TO BE DONE:
Copy out all the records, word for word.
··· SUPPLIED MATERIAL ···
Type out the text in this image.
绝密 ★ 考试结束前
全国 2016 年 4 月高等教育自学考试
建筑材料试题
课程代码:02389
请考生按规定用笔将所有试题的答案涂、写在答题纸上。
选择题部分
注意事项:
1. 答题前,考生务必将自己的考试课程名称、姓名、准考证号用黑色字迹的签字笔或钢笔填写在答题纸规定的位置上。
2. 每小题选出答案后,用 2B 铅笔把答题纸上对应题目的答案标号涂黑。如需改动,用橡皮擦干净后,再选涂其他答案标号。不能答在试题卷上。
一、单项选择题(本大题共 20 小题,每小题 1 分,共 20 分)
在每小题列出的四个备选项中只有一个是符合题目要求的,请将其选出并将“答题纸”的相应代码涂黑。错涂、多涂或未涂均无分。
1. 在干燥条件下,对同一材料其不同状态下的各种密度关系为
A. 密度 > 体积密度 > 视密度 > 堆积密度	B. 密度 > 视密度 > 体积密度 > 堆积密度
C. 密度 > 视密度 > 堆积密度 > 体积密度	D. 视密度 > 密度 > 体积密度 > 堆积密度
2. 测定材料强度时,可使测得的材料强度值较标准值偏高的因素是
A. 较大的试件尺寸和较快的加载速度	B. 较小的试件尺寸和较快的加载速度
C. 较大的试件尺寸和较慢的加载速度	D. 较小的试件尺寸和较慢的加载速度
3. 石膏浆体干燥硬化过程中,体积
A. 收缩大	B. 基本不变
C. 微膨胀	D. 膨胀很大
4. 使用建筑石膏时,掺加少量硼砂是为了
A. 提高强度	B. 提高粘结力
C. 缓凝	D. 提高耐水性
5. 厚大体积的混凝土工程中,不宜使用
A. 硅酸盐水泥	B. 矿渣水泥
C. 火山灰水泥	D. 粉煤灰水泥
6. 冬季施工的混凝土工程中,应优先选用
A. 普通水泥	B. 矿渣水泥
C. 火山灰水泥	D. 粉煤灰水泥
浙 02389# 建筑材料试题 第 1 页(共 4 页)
···
EXERCISE SOLUTION:
Type out the text in this image.
绝密 ★ 考试结束前
全国 2016 年 4 月高等教育自学考试
建筑材料试题
课程代码:02389
请考生按规定用笔将所有试题的答案涂、写在答题纸上。
选择题部分
注意事项:
1. 答题前,考生务必将自己的考试课程名称、姓名、准考证号用黑色字迹的签字笔或钢笔填写在答题纸规定的位置上。
2. 每小题选出答案后,用 2B 铅笔把答题纸上对应题目的答案标号涂黑。如需改动,用橡皮擦干净后,再选涂其他答案标号。不能答在试题卷上。
一、单项选择题(本大题共 20 小题,每小题 1 分,共 20 分)
在每小题列出的四个备选项中只有一个是符合题目要求的,请将其选出并将“答题纸”的相应代码涂黑。错涂、多涂或未涂均无分。
1. 在干燥条件下,对同一材料其不同状态下的各种密度关系为
A. 密度 > 体积密度 > 视密度 > 堆积密度	B. 密度 > 视密度 > 体积密度 > 堆积密度
C. 密度 > 视密度 > 堆积密度 > 体积密度	D. 视密度 > 密度 > 体积密度 > 堆积密度
2. 测定材料强度时,可使测得的材料强度值较标准值偏高的因素是
A. 较大的试件尺寸和较快的加载速度	B. 较小的试件尺寸和较快的加载速度
C. 较大的试件尺寸和较慢的加载速度	D. 较小的试件尺寸和较慢的加载速度
3. 石膏浆体干燥硬化过程中,体积
A. 收缩大	B. 基本不变
C. 微膨胀	D. 膨胀很大
4. 使用建筑石膏时,掺加少量硼砂是为了
A. 提高强度	B. 提高粘结力
C. 缓凝	D. 提高耐水性
5. 厚大体积的混凝土工程中,不宜使用
A. 硅酸盐水泥	B. 矿渣水泥
C. 火山灰水泥	D. 粉煤灰水泥
6. 冬季施工的混凝土工程中,应优先选用
A. 普通水泥	B. 矿渣水泥
C. 火山灰水泥	D. 粉煤灰水泥
浙 02389# 建筑材料试题 第 1 页(共 4 页)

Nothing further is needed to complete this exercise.